#### [What to produce]
In the listing below, locate the line containing "Enumerate this screenshot's"; reproduce that line and all lines that follow it, unchanged.
====== Recorded information ======
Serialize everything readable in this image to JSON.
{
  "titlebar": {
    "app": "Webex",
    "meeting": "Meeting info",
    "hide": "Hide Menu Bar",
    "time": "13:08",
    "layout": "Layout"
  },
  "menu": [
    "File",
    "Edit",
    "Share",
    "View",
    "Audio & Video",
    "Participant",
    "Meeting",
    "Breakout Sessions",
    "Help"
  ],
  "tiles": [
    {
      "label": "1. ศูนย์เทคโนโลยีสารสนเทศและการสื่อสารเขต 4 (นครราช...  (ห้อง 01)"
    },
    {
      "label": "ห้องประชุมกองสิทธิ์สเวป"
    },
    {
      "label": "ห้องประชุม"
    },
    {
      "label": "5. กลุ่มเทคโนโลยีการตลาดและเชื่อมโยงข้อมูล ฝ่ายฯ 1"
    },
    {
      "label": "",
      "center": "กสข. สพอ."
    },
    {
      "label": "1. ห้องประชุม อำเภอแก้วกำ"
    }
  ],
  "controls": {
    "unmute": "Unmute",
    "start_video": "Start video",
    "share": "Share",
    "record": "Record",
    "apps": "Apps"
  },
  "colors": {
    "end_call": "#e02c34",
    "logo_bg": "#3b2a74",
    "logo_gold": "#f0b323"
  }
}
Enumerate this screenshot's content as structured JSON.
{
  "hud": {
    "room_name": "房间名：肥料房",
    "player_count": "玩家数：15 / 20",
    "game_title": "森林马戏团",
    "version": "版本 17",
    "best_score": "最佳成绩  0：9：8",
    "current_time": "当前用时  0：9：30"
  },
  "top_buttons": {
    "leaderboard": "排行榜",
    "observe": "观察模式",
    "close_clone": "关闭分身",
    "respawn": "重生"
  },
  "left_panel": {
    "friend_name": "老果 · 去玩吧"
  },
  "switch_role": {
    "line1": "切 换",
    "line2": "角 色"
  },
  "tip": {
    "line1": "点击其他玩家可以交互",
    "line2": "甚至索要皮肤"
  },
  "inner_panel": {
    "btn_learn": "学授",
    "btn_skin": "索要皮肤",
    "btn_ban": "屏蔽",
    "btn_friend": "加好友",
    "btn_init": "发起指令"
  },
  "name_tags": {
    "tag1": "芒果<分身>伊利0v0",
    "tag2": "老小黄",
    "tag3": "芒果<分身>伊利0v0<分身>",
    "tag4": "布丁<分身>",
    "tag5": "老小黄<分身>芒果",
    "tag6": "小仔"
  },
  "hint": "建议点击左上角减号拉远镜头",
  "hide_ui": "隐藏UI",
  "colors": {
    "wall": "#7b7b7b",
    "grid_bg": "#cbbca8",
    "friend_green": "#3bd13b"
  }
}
======
#### [Answer to this problem]
Enumerate this screenshot's content as structured JSON.
{
  "hud": {
    "room_name": "房间名：肥料房",
    "player_count": "玩家数：15 / 20",
    "game_title": "森林马戏团",
    "version": "版本 17",
    "best_score": "最佳成绩  0：9：8",
    "current_time": "当前用时  0：9：30"
  },
  "top_buttons": {
    "leaderboard": "排行榜",
    "observe": "观察模式",
    "close_clone": "关闭分身",
    "respawn": "重生"
  },
  "left_panel": {
    "friend_name": "老果 · 去玩吧"
  },
  "switch_role": {
    "line1": "切 换",
    "line2": "角 色"
  },
  "tip": {
    "line1": "点击其他玩家可以交互",
    "line2": "甚至索要皮肤"
  },
  "inner_panel": {
    "btn_learn": "学授",
    "btn_skin": "索要皮肤",
    "btn_ban": "屏蔽",
    "btn_friend": "加好友",
    "btn_init": "发起指令"
  },
  "name_tags": {
    "tag1": "芒果<分身>伊利0v0",
    "tag2": "老小黄",
    "tag3": "芒果<分身>伊利0v0<分身>",
    "tag4": "布丁<分身>",
    "tag5": "老小黄<分身>芒果",
    "tag6": "小仔"
  },
  "hint": "建议点击左上角减号拉远镜头",
  "hide_ui": "隐藏UI",
  "colors": {
    "wall": "#7b7b7b",
    "grid_bg": "#cbbca8",
    "friend_green": "#3bd13b"
  }
}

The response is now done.